▶ **Do this**: Search the data for the word "travaux" and copy every line where it occurs.

** start of The records **

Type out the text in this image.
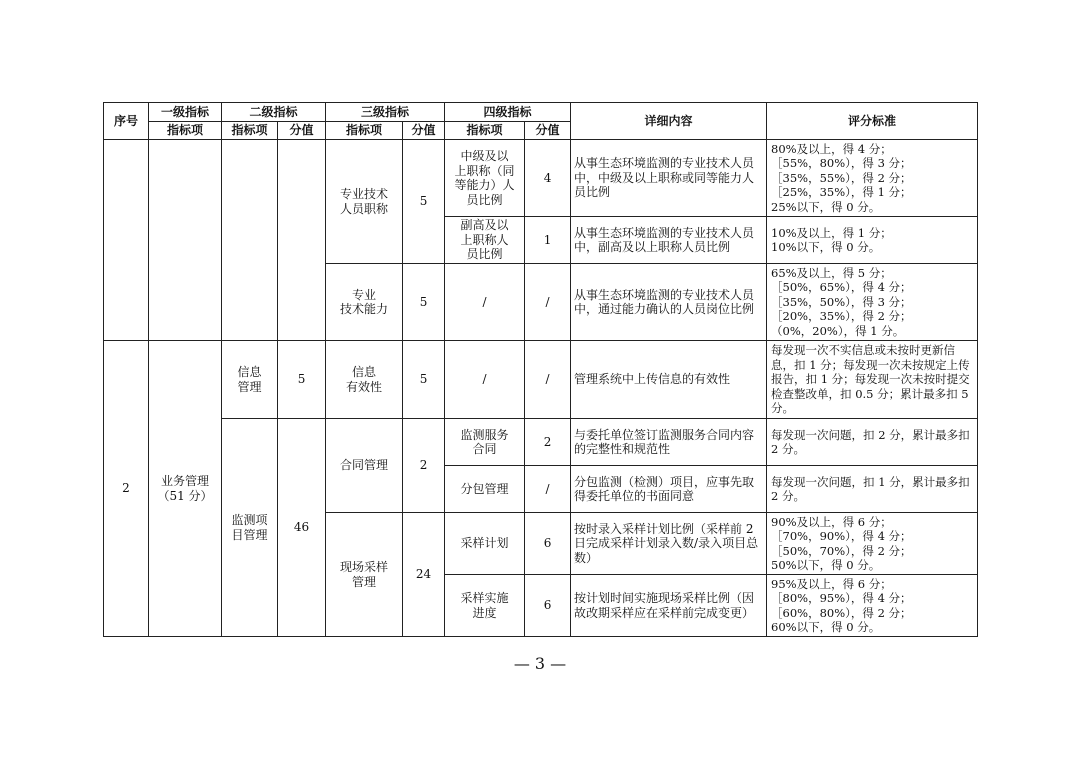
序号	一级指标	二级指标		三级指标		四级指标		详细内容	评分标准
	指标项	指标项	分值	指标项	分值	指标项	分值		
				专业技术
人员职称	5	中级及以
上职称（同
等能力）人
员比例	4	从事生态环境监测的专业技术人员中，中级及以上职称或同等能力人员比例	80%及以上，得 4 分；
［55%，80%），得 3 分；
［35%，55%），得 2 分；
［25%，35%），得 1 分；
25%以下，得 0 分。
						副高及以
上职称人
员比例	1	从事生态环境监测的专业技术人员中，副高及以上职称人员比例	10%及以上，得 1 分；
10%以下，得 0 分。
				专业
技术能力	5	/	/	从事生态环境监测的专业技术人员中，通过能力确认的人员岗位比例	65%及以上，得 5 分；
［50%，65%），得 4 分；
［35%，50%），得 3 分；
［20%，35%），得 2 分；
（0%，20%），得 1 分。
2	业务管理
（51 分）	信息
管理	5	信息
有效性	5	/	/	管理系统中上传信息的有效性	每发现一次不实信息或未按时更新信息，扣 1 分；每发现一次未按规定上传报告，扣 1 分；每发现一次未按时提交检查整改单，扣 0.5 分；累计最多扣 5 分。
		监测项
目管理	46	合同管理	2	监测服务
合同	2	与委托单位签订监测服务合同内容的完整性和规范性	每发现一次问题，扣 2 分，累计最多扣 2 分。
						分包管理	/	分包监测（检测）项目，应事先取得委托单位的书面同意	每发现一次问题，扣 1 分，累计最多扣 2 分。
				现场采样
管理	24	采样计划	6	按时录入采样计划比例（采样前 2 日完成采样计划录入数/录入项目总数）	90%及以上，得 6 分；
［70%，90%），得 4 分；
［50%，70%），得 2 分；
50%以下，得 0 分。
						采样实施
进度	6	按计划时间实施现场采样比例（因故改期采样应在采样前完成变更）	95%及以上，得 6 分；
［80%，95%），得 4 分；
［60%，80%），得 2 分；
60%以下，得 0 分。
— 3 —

** end of The records **
** start of The records **

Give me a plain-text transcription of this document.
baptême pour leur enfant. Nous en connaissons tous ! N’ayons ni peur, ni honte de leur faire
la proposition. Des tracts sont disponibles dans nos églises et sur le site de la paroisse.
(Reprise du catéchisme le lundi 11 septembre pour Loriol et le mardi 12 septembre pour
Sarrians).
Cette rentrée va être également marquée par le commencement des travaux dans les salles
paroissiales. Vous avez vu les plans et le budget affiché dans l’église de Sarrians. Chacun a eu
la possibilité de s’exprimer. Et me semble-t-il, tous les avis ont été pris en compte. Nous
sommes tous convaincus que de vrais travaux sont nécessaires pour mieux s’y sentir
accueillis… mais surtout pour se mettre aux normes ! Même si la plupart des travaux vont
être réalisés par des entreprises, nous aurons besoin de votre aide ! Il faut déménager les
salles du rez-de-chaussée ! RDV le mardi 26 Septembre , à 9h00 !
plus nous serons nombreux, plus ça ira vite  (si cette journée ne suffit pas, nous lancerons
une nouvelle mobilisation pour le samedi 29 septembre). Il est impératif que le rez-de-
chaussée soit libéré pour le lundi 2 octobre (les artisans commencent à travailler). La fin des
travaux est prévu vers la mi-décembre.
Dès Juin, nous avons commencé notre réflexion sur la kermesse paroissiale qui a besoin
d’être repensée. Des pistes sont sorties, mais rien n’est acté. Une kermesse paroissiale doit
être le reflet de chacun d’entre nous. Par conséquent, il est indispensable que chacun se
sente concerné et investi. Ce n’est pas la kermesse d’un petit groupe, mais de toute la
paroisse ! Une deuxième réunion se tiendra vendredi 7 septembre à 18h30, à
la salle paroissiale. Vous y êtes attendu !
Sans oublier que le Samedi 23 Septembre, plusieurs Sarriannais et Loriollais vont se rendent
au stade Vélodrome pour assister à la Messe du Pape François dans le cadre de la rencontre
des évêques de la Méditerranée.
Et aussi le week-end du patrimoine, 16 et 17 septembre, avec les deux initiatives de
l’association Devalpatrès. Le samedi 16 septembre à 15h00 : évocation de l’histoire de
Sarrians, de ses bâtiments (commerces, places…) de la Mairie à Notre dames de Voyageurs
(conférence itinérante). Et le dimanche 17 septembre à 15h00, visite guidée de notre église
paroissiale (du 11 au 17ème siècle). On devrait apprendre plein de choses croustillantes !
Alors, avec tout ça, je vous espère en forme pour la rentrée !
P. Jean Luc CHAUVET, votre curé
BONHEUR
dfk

** end of The records **

▶ **Solution to this exercise**:
Cette rentrée va être également marquée par le commencement des travaux dans les salles
sommes tous convaincus que de vrais travaux sont nécessaires pour mieux s’y sentir
accueillis… mais surtout pour se mettre aux normes ! Même si la plupart des travaux vont
travaux est prévu vers la mi-décembre.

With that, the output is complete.